> **The data**

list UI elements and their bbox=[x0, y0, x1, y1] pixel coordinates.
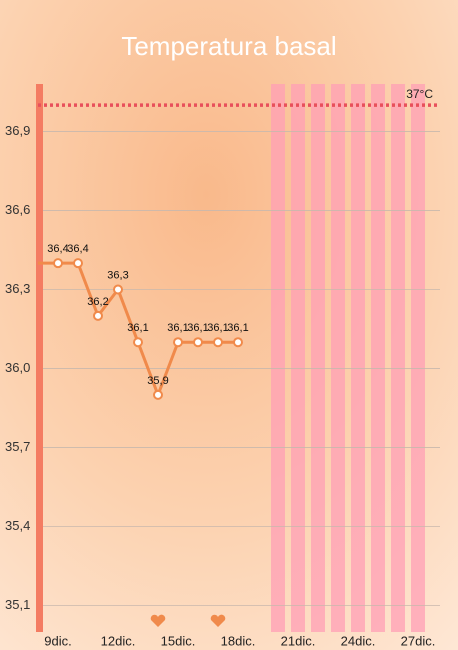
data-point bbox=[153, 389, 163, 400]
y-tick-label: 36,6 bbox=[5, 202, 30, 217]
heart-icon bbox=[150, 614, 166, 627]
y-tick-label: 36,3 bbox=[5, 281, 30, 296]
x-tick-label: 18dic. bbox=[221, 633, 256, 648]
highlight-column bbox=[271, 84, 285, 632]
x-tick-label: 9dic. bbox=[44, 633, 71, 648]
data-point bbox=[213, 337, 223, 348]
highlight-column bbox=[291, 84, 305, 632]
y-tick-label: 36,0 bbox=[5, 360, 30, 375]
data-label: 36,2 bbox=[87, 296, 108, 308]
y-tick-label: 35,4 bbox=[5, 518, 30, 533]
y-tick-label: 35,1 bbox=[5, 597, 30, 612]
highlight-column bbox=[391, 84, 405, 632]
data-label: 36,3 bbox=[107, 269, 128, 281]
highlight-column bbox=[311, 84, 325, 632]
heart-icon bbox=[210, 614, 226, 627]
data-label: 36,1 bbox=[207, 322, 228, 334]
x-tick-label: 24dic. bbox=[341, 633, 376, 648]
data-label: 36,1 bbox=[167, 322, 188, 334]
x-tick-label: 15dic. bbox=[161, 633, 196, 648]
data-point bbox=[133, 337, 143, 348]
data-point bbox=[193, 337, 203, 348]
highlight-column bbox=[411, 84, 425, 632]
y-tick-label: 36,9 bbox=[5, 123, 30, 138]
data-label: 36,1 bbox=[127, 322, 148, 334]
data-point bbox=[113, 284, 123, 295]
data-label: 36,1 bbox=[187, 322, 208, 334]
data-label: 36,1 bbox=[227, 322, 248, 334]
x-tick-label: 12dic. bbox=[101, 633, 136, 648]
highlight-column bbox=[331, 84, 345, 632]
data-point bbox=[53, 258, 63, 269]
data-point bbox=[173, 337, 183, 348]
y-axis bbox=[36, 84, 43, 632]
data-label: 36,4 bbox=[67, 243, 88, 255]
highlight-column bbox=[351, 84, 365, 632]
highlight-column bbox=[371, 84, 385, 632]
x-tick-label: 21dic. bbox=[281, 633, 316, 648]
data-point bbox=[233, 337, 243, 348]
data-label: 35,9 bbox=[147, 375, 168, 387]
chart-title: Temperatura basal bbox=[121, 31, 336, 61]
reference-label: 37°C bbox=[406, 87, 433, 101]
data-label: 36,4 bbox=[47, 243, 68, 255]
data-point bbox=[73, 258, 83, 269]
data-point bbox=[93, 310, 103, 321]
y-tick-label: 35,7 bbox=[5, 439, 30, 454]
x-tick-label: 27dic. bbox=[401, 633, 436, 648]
* * *
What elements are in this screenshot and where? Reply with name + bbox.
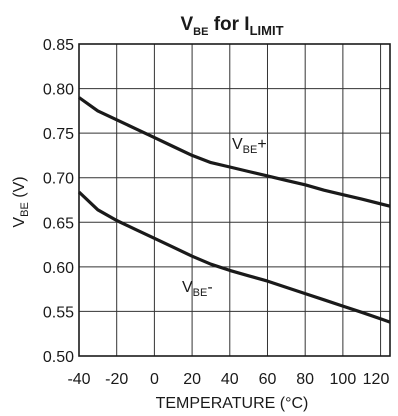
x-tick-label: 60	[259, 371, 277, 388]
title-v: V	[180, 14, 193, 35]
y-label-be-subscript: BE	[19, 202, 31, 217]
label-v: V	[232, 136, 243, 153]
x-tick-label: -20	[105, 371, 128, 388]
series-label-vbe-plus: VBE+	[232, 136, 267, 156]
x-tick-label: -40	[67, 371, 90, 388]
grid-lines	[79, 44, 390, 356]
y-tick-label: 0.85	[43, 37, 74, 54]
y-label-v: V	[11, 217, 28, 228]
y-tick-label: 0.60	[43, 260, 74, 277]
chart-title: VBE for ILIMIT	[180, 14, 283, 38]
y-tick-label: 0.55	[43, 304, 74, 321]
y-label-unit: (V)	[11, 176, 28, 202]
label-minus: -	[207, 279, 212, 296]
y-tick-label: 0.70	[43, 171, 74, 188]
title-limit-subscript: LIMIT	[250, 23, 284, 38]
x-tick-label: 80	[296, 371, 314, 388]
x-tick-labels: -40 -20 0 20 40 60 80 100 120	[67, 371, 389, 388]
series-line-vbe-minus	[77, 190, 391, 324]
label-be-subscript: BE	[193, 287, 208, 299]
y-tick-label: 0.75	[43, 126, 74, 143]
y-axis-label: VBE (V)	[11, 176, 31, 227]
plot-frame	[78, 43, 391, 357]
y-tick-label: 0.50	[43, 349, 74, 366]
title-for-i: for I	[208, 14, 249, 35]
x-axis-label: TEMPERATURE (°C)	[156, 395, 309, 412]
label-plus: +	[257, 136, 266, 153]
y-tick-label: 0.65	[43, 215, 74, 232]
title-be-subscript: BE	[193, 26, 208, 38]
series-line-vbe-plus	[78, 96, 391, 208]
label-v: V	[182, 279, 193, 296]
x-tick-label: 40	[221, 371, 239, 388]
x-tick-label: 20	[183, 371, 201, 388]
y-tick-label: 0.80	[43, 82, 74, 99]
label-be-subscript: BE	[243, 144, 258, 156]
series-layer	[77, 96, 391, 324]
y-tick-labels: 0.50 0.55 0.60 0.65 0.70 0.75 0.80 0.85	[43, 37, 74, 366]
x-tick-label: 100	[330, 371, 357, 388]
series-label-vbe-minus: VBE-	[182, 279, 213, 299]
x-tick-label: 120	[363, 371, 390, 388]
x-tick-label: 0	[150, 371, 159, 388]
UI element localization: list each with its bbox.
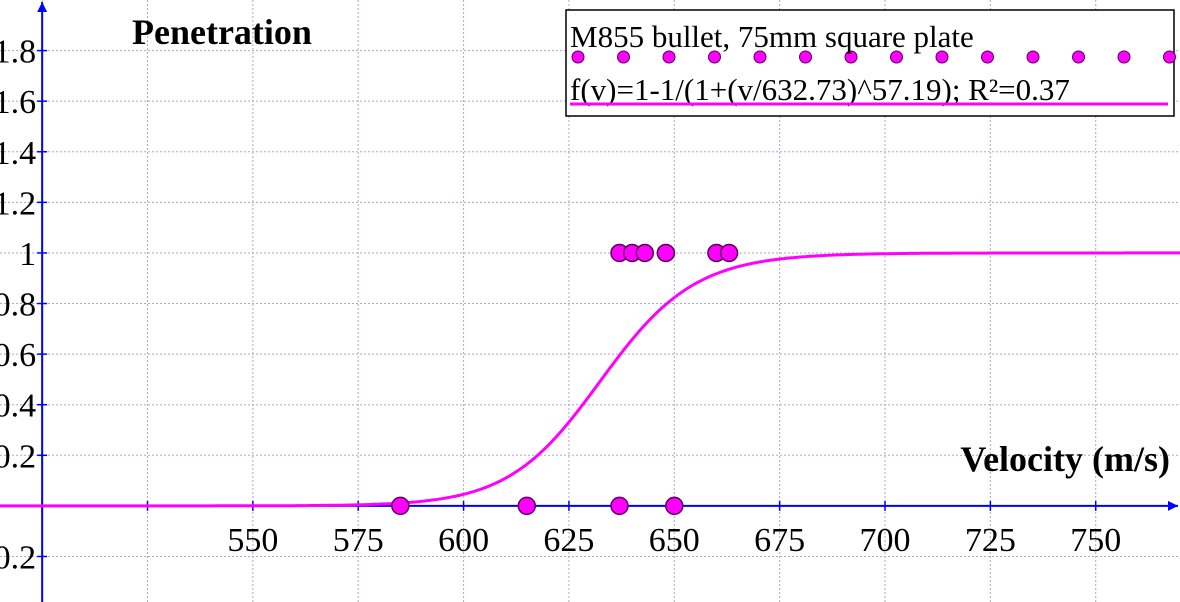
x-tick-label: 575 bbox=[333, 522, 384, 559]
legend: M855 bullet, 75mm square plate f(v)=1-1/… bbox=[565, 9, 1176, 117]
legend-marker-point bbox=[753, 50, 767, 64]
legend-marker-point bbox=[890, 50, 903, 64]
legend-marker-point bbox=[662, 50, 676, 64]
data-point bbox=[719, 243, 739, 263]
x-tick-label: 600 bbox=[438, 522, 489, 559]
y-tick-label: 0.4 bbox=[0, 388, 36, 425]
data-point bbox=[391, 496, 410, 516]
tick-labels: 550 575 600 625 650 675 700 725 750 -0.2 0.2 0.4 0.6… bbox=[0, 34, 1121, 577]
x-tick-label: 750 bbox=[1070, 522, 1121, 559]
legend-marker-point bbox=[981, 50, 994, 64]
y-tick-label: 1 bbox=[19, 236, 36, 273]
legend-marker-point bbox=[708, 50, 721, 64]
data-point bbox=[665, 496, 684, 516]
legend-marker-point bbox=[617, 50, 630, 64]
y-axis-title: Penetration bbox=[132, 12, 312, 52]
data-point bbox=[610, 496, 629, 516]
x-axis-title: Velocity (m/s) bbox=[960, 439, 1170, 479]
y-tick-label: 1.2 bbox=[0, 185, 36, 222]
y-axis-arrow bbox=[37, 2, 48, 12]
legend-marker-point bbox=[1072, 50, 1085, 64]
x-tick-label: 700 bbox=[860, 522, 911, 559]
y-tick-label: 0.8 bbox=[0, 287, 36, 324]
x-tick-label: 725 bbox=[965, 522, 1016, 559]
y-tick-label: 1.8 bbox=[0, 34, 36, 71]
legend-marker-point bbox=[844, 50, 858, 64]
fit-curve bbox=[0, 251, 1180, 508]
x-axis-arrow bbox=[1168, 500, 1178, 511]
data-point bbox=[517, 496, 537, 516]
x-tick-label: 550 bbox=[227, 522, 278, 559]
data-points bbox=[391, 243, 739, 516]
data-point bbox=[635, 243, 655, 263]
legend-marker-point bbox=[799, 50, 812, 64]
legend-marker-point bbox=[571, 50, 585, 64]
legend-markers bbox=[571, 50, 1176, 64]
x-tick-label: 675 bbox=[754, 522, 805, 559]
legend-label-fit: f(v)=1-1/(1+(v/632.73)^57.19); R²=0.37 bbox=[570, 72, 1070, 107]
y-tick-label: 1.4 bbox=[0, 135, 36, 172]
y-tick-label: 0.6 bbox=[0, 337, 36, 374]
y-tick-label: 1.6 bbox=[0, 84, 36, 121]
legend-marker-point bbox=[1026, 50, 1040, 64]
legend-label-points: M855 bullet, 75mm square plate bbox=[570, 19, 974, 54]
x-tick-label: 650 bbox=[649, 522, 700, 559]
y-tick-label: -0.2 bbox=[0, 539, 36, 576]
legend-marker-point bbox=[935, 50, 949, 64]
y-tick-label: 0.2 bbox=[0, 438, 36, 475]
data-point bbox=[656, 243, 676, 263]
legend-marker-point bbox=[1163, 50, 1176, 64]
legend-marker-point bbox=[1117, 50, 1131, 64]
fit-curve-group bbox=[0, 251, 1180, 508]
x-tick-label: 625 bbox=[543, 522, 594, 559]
--
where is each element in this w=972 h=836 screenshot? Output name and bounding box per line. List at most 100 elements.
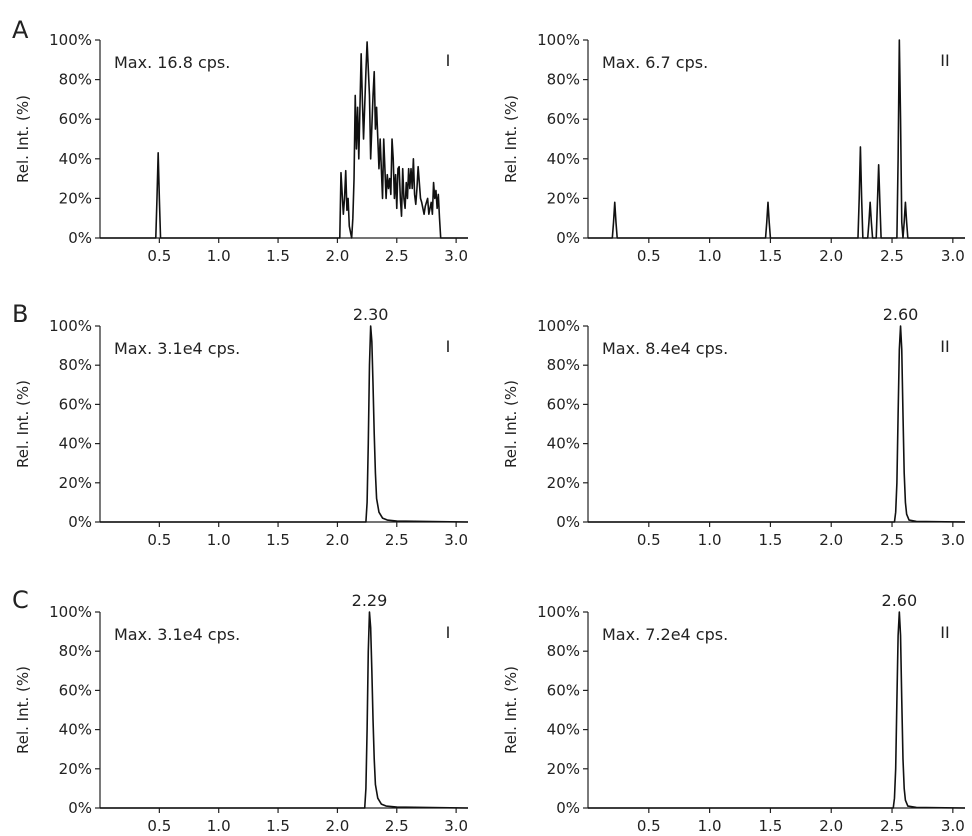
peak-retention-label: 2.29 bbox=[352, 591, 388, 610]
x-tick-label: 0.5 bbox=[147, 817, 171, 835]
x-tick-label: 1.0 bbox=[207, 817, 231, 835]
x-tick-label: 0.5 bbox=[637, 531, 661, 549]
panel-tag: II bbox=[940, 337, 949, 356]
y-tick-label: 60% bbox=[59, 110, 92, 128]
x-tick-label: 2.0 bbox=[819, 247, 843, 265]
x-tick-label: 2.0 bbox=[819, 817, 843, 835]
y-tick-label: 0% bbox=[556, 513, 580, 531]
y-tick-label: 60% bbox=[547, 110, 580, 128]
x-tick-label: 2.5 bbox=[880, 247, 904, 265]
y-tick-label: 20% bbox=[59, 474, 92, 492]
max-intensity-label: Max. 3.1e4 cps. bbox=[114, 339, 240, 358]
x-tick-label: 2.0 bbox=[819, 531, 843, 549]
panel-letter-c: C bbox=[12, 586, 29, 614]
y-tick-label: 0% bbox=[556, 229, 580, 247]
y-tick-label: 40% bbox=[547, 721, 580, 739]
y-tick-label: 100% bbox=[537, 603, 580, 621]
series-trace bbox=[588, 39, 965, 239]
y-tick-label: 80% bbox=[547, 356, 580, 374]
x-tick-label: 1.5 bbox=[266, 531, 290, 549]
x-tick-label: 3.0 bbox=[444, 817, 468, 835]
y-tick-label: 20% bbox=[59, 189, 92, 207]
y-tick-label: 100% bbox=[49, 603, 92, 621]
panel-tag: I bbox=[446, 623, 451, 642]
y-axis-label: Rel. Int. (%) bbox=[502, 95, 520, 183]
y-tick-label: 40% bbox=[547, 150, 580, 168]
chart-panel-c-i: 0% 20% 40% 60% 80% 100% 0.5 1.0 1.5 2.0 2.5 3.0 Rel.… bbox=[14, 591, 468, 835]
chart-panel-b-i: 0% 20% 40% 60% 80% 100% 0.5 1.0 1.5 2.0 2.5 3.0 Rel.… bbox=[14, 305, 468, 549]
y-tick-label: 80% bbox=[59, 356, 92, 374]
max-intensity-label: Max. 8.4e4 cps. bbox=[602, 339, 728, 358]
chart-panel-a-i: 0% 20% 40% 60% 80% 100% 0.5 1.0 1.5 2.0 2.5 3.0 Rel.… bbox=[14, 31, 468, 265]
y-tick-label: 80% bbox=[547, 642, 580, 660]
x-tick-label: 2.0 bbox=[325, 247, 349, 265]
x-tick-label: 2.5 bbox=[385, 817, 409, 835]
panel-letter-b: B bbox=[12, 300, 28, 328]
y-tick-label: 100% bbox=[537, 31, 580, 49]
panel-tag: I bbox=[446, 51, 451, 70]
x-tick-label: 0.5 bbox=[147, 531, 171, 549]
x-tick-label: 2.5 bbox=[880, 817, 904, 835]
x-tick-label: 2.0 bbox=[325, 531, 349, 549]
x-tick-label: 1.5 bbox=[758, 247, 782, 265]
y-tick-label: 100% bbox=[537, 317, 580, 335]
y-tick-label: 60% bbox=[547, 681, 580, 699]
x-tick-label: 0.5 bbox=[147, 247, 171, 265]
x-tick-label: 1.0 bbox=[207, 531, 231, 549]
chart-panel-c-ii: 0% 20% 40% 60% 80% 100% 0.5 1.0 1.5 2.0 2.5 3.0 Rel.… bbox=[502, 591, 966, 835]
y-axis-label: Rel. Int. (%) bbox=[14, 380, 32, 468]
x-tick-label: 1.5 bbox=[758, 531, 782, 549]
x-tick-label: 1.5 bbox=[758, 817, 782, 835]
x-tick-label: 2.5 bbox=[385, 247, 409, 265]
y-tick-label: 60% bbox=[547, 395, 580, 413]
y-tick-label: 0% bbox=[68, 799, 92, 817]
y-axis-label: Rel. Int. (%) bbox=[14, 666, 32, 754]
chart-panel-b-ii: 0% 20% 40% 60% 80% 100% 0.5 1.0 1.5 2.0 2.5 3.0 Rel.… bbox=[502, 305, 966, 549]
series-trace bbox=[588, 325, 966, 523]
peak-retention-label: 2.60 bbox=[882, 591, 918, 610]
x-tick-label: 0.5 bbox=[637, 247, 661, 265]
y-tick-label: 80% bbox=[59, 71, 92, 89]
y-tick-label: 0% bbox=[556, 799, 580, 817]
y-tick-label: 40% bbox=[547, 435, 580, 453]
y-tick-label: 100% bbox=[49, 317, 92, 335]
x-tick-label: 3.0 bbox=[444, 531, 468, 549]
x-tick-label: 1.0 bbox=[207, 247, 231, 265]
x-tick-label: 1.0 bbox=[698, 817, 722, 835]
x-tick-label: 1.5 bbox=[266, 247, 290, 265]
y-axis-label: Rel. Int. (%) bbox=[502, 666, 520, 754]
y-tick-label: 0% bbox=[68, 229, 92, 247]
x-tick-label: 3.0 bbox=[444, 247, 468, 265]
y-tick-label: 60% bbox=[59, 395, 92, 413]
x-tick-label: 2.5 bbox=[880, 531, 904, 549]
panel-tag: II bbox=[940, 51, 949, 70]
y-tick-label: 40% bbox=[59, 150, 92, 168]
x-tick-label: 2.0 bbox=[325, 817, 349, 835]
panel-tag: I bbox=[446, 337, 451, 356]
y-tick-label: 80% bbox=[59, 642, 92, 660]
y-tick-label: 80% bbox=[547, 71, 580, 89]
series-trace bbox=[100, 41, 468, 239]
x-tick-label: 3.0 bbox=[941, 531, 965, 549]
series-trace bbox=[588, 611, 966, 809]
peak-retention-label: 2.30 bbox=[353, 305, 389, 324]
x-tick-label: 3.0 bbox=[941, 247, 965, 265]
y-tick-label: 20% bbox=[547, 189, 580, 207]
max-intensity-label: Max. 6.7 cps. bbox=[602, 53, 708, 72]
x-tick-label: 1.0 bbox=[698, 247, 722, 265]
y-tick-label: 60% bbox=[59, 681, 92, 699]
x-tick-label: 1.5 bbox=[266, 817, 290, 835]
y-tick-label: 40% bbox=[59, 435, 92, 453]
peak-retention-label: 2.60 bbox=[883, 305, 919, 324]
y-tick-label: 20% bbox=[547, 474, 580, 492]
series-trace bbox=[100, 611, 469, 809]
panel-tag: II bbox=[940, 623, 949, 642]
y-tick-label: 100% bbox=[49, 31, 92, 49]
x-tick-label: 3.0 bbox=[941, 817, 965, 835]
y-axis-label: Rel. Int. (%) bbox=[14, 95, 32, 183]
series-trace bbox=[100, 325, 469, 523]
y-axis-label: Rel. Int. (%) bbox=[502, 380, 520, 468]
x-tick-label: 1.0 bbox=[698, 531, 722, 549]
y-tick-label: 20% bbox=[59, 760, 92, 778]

> **Do this**
Present the part of the entries above that opens with the line containing "peak-retention-label: 2.29 bbox=[352, 591, 388, 610]" and closes with the line containing "y-tick-label: 80% bbox=[59, 356, 92, 374]" as a numbered list, including both of those lines and leaving out any blank lines.

> **Answer to this task**
1. peak-retention-label: 2.29 bbox=[352, 591, 388, 610]
2. x-tick-label: 0.5 bbox=[147, 817, 171, 835]
3. x-tick-label: 1.0 bbox=[207, 817, 231, 835]
4. x-tick-label: 0.5 bbox=[637, 531, 661, 549]
5. panel-tag: II bbox=[940, 337, 949, 356]
6. y-tick-label: 60% bbox=[59, 110, 92, 128]
7. x-tick-label: 2.0 bbox=[819, 247, 843, 265]
8. x-tick-label: 2.0 bbox=[819, 817, 843, 835]
9. y-tick-label: 0% bbox=[556, 513, 580, 531]
10. y-tick-label: 60% bbox=[547, 110, 580, 128]
11. x-tick-label: 2.5 bbox=[880, 247, 904, 265]
12. y-tick-label: 20% bbox=[59, 474, 92, 492]
13. max-intensity-label: Max. 3.1e4 cps. bbox=[114, 339, 240, 358]
14. x-tick-label: 2.0 bbox=[819, 531, 843, 549]
15. panel-letter-c: C bbox=[12, 586, 29, 614]
16. y-tick-label: 0% bbox=[556, 229, 580, 247]
17. y-tick-label: 40% bbox=[547, 721, 580, 739]
18. y-tick-label: 100% bbox=[537, 603, 580, 621]
19. series-trace bbox=[588, 39, 965, 239]
20. y-tick-label: 80% bbox=[547, 356, 580, 374]
21. x-tick-label: 1.5 bbox=[266, 531, 290, 549]
22. x-tick-label: 3.0 bbox=[444, 817, 468, 835]
23. y-tick-label: 20% bbox=[59, 189, 92, 207]
24. y-tick-label: 100% bbox=[49, 603, 92, 621]
25. panel-tag: I bbox=[446, 623, 451, 642]
26. y-axis-label: Rel. Int. (%) bbox=[502, 95, 520, 183]
27. y-tick-label: 40% bbox=[547, 150, 580, 168]
28. chart-panel-c-i: 0% 20% 40% 60% 80% 100% 0.5 1.0 1.5 2.0 2.5 3.0 Rel.… bbox=[14, 591, 468, 835]
29. chart-panel-b-i: 0% 20% 40% 60% 80% 100% 0.5 1.0 1.5 2.0 2.5 3.0 Rel.… bbox=[14, 305, 468, 549]
30. y-tick-label: 80% bbox=[59, 356, 92, 374]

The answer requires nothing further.